## [Direction]
Retype each line exactly. Skip images.

## [Supplied information]

************

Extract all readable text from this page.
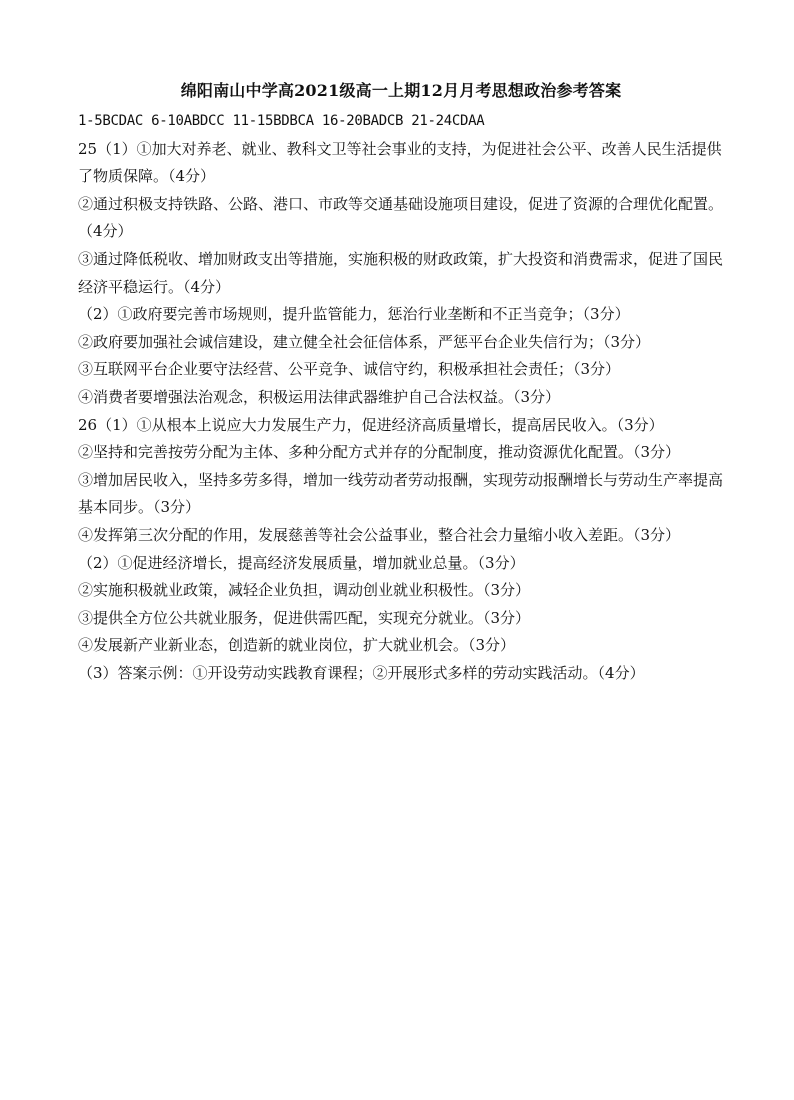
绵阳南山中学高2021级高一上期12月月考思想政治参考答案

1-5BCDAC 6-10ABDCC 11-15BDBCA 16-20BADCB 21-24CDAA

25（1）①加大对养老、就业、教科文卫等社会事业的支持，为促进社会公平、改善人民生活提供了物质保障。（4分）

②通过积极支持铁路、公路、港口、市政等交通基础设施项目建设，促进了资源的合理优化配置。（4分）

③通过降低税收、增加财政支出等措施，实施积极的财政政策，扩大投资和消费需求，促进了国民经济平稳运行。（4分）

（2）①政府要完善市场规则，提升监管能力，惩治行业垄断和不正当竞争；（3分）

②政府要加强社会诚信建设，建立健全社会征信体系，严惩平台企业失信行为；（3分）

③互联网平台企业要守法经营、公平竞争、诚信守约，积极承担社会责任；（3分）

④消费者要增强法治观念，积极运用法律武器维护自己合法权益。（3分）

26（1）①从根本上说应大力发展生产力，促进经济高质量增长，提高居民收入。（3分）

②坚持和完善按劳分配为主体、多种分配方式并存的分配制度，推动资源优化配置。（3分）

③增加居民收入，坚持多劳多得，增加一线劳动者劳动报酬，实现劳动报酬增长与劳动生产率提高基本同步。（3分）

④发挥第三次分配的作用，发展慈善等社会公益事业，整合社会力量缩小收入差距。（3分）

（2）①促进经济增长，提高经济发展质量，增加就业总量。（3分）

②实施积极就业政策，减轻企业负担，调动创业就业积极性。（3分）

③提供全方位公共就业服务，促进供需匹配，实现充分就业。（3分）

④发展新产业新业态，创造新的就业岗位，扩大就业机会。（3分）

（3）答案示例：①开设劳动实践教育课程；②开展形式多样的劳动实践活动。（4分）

************

## [Task output]
Extract all readable text from this page.
绵阳南山中学高2021级高一上期12月月考思想政治参考答案

1-5BCDAC 6-10ABDCC 11-15BDBCA 16-20BADCB 21-24CDAA

25（1）①加大对养老、就业、教科文卫等社会事业的支持，为促进社会公平、改善人民生活提供了物质保障。（4分）

②通过积极支持铁路、公路、港口、市政等交通基础设施项目建设，促进了资源的合理优化配置。（4分）

③通过降低税收、增加财政支出等措施，实施积极的财政政策，扩大投资和消费需求，促进了国民经济平稳运行。（4分）

（2）①政府要完善市场规则，提升监管能力，惩治行业垄断和不正当竞争；（3分）

②政府要加强社会诚信建设，建立健全社会征信体系，严惩平台企业失信行为；（3分）

③互联网平台企业要守法经营、公平竞争、诚信守约，积极承担社会责任；（3分）

④消费者要增强法治观念，积极运用法律武器维护自己合法权益。（3分）

26（1）①从根本上说应大力发展生产力，促进经济高质量增长，提高居民收入。（3分）

②坚持和完善按劳分配为主体、多种分配方式并存的分配制度，推动资源优化配置。（3分）

③增加居民收入，坚持多劳多得，增加一线劳动者劳动报酬，实现劳动报酬增长与劳动生产率提高基本同步。（3分）

④发挥第三次分配的作用，发展慈善等社会公益事业，整合社会力量缩小收入差距。（3分）

（2）①促进经济增长，提高经济发展质量，增加就业总量。（3分）

②实施积极就业政策，减轻企业负担，调动创业就业积极性。（3分）

③提供全方位公共就业服务，促进供需匹配，实现充分就业。（3分）

④发展新产业新业态，创造新的就业岗位，扩大就业机会。（3分）

（3）答案示例：①开设劳动实践教育课程；②开展形式多样的劳动实践活动。（4分）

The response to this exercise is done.